**WORK TO COMPLETE**
Keep only those lines of the records that include the string "Atualizar".

== DATA

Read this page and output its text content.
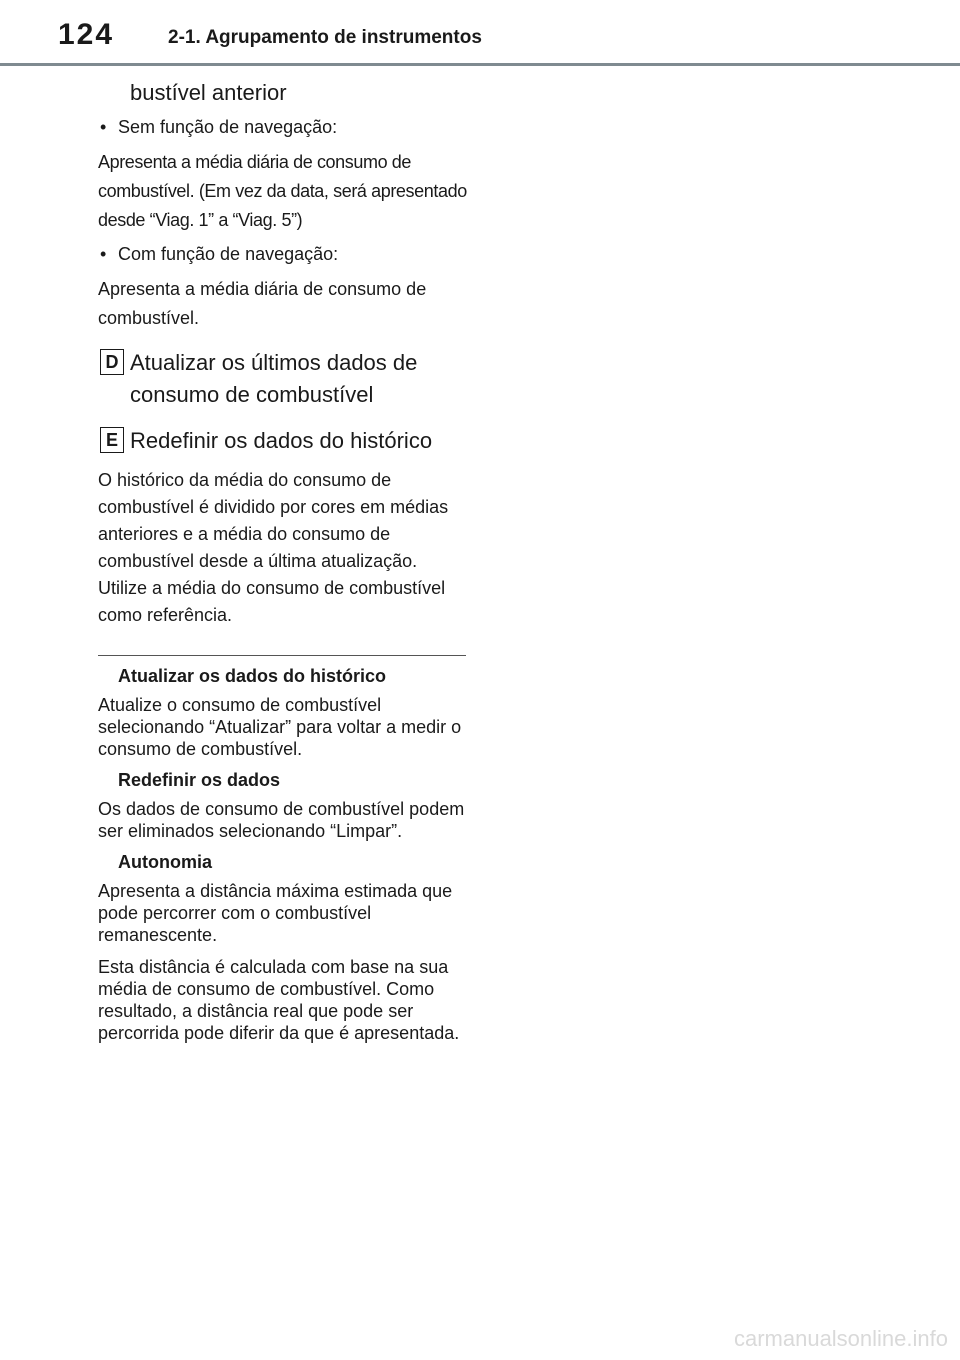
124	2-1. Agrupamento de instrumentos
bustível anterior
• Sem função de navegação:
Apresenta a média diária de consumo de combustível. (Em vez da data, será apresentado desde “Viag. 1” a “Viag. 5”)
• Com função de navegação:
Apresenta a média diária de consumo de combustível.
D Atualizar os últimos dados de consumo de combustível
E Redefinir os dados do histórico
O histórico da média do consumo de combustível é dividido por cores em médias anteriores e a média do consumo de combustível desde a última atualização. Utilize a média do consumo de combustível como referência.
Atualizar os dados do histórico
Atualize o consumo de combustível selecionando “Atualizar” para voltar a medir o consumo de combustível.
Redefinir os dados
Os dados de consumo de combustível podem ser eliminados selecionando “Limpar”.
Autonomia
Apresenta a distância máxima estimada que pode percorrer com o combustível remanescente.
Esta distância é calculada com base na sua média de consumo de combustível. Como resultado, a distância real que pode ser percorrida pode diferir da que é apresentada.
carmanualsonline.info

====

**ANSWER**
D Atualizar os últimos dados de consumo de combustível
Atualizar os dados do histórico
Atualize o consumo de combustível selecionando “Atualizar” para voltar a medir o consumo de combustível.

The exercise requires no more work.